Request: Return the entries below in their exact form, leaving the pictures out.

********************

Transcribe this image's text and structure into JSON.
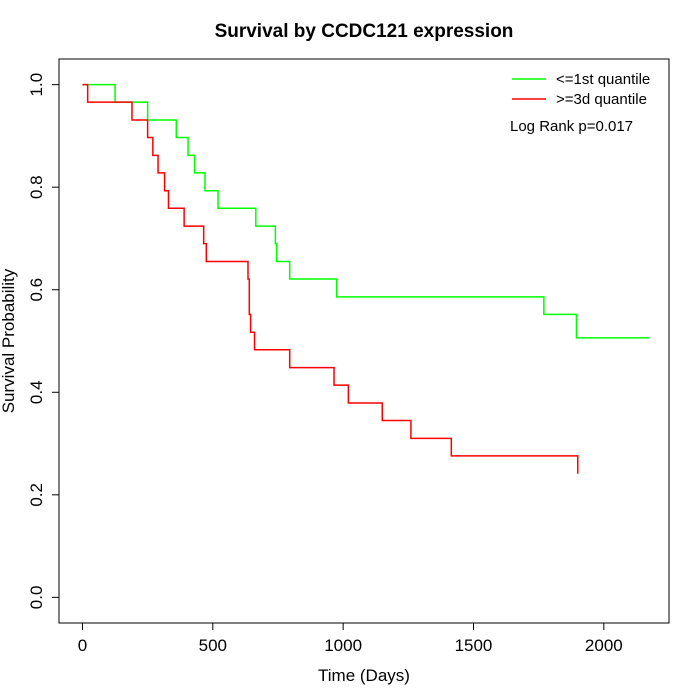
{
  "chart_data": {
    "type": "line",
    "title": "Survival by CCDC121 expression",
    "xlabel": "Time (Days)",
    "ylabel": "Survival Probability",
    "xlim": [
      -90,
      2250
    ],
    "ylim": [
      -0.05,
      1.05
    ],
    "x_ticks": [
      0,
      500,
      1000,
      1500,
      2000
    ],
    "x_tick_labels": [
      "0",
      "500",
      "1000",
      "1500",
      "2000"
    ],
    "y_ticks": [
      0.0,
      0.2,
      0.4,
      0.6,
      0.8,
      1.0
    ],
    "y_tick_labels": [
      "0.0",
      "0.2",
      "0.4",
      "0.6",
      "0.8",
      "1.0"
    ],
    "grid": false,
    "legend_position": "top-right",
    "annotation": "Log Rank p=0.017",
    "series": [
      {
        "name": "<=1st quantile",
        "color": "#00ff00",
        "step": true,
        "x": [
          0,
          125,
          250,
          360,
          405,
          430,
          470,
          520,
          665,
          740,
          745,
          795,
          975,
          1770,
          1895,
          2175
        ],
        "y": [
          1.0,
          0.966,
          0.931,
          0.897,
          0.862,
          0.828,
          0.793,
          0.759,
          0.724,
          0.69,
          0.655,
          0.621,
          0.586,
          0.552,
          0.506,
          0.506
        ]
      },
      {
        "name": ">=3d quantile",
        "color": "#ff0000",
        "step": true,
        "x": [
          0,
          20,
          190,
          250,
          270,
          290,
          315,
          330,
          390,
          465,
          475,
          635,
          640,
          645,
          660,
          795,
          965,
          1020,
          1150,
          1260,
          1415,
          1900
        ],
        "y": [
          1.0,
          0.966,
          0.931,
          0.897,
          0.862,
          0.828,
          0.793,
          0.759,
          0.724,
          0.69,
          0.655,
          0.621,
          0.552,
          0.517,
          0.483,
          0.448,
          0.414,
          0.379,
          0.345,
          0.31,
          0.276,
          0.241
        ]
      }
    ]
  }
}
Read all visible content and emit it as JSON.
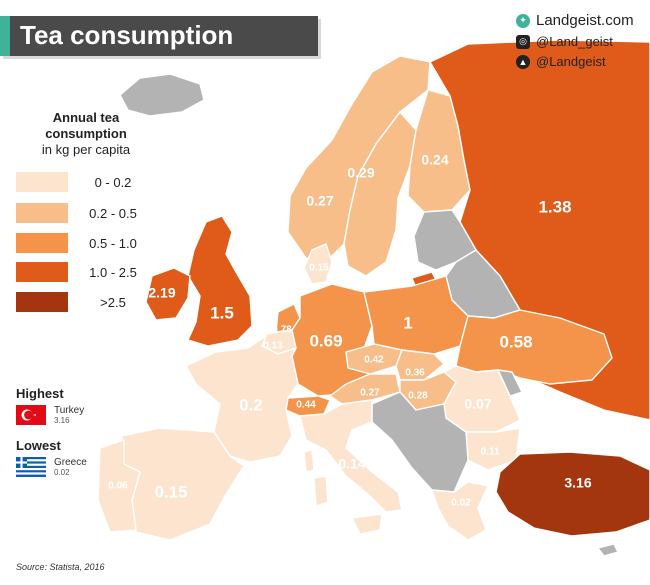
{
  "title": "Tea consumption",
  "brand": {
    "website": "Landgeist.com",
    "instagram": "@Land_geist",
    "twitter": "@Landgeist"
  },
  "legend": {
    "title_bold": "Annual tea consumption",
    "title_unit": "in kg per capita",
    "bins": [
      {
        "label": "0  - 0.2",
        "color": "#fce4cf"
      },
      {
        "label": "0.2 - 0.5",
        "color": "#f8be8a"
      },
      {
        "label": "0.5 - 1.0",
        "color": "#f3944a"
      },
      {
        "label": "1.0 - 2.5",
        "color": "#e05a1a"
      },
      {
        "label": ">2.5",
        "color": "#a3360e"
      }
    ]
  },
  "highest": {
    "heading": "Highest",
    "country": "Turkey",
    "value": "3.16"
  },
  "lowest": {
    "heading": "Lowest",
    "country": "Greece",
    "value": "0.02"
  },
  "source": "Source: Statista, 2016",
  "colors": {
    "no_data": "#b3b3b3"
  },
  "map_values": {
    "ireland": "2.19",
    "uk": "1.5",
    "netherlands": "0.78",
    "belgium": "0.13",
    "germany": "0.69",
    "poland": "1",
    "ukraine": "0.58",
    "russia": "1.38",
    "finland": "0.24",
    "sweden": "0.29",
    "norway": "0.27",
    "denmark": "0.15",
    "czechia": "0.42",
    "slovakia": "0.36",
    "austria": "0.27",
    "hungary": "0.28",
    "switzerland": "0.44",
    "romania": "0.07",
    "bulgaria": "0.11",
    "greece": "0.02",
    "italy": "0.14",
    "france": "0.2",
    "spain": "0.15",
    "portugal": "0.06",
    "turkey": "3.16"
  }
}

********************

Finished task:
Transcribe this image's text and structure into JSON.
{
  "chart_data": {
    "type": "line",
    "title": "Survival by CCDC121 expression",
    "xlabel": "Time (Days)",
    "ylabel": "Survival Probability",
    "xlim": [
      -90,
      2250
    ],
    "ylim": [
      -0.05,
      1.05
    ],
    "x_ticks": [
      0,
      500,
      1000,
      1500,
      2000
    ],
    "x_tick_labels": [
      "0",
      "500",
      "1000",
      "1500",
      "2000"
    ],
    "y_ticks": [
      0.0,
      0.2,
      0.4,
      0.6,
      0.8,
      1.0
    ],
    "y_tick_labels": [
      "0.0",
      "0.2",
      "0.4",
      "0.6",
      "0.8",
      "1.0"
    ],
    "grid": false,
    "legend_position": "top-right",
    "annotation": "Log Rank p=0.017",
    "series": [
      {
        "name": "<=1st quantile",
        "color": "#00ff00",
        "step": true,
        "x": [
          0,
          125,
          250,
          360,
          405,
          430,
          470,
          520,
          665,
          740,
          745,
          795,
          975,
          1770,
          1895,
          2175
        ],
        "y": [
          1.0,
          0.966,
          0.931,
          0.897,
          0.862,
          0.828,
          0.793,
          0.759,
          0.724,
          0.69,
          0.655,
          0.621,
          0.586,
          0.552,
          0.506,
          0.506
        ]
      },
      {
        "name": ">=3d quantile",
        "color": "#ff0000",
        "step": true,
        "x": [
          0,
          20,
          190,
          250,
          270,
          290,
          315,
          330,
          390,
          465,
          475,
          635,
          640,
          645,
          660,
          795,
          965,
          1020,
          1150,
          1260,
          1415,
          1900
        ],
        "y": [
          1.0,
          0.966,
          0.931,
          0.897,
          0.862,
          0.828,
          0.793,
          0.759,
          0.724,
          0.69,
          0.655,
          0.621,
          0.552,
          0.517,
          0.483,
          0.448,
          0.414,
          0.379,
          0.345,
          0.31,
          0.276,
          0.241
        ]
      }
    ]
  }
}
Read all visible content and emit it as JSON.
{
  "title": "Tea consumption",
  "brand": {
    "website": "Landgeist.com",
    "instagram": "@Land_geist",
    "twitter": "@Landgeist"
  },
  "legend": {
    "title_bold": "Annual tea consumption",
    "title_unit": "in kg per capita",
    "bins": [
      {
        "label": "0  - 0.2",
        "color": "#fce4cf"
      },
      {
        "label": "0.2 - 0.5",
        "color": "#f8be8a"
      },
      {
        "label": "0.5 - 1.0",
        "color": "#f3944a"
      },
      {
        "label": "1.0 - 2.5",
        "color": "#e05a1a"
      },
      {
        "label": ">2.5",
        "color": "#a3360e"
      }
    ]
  },
  "highest": {
    "heading": "Highest",
    "country": "Turkey",
    "value": "3.16"
  },
  "lowest": {
    "heading": "Lowest",
    "country": "Greece",
    "value": "0.02"
  },
  "source": "Source: Statista, 2016",
  "colors": {
    "no_data": "#b3b3b3"
  },
  "map_values": {
    "ireland": "2.19",
    "uk": "1.5",
    "netherlands": "0.78",
    "belgium": "0.13",
    "germany": "0.69",
    "poland": "1",
    "ukraine": "0.58",
    "russia": "1.38",
    "finland": "0.24",
    "sweden": "0.29",
    "norway": "0.27",
    "denmark": "0.15",
    "czechia": "0.42",
    "slovakia": "0.36",
    "austria": "0.27",
    "hungary": "0.28",
    "switzerland": "0.44",
    "romania": "0.07",
    "bulgaria": "0.11",
    "greece": "0.02",
    "italy": "0.14",
    "france": "0.2",
    "spain": "0.15",
    "portugal": "0.06",
    "turkey": "3.16"
  }
}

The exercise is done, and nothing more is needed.